- _Information given_
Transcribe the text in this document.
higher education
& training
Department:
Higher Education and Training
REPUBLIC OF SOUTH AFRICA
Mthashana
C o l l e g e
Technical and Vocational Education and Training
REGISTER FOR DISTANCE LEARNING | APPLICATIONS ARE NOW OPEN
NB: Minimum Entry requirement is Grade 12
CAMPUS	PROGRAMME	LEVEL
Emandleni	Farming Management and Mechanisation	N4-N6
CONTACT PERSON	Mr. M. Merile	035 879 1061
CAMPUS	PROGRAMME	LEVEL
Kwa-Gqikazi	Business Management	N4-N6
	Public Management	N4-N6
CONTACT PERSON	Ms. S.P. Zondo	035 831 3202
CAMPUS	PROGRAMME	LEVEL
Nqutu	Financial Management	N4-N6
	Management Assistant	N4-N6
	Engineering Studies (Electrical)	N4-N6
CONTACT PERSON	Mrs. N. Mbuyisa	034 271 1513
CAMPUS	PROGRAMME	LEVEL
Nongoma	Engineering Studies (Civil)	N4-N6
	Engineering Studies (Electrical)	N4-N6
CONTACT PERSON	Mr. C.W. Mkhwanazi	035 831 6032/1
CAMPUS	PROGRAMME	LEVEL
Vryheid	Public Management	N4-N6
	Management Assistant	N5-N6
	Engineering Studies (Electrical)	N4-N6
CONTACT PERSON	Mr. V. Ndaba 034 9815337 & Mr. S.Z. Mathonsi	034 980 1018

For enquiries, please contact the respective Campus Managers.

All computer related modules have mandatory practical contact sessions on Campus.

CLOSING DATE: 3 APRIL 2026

- _Goal_
Count the lines in the entries above that include the string "Assistant", then give only that figure.

- _Exercise output_
2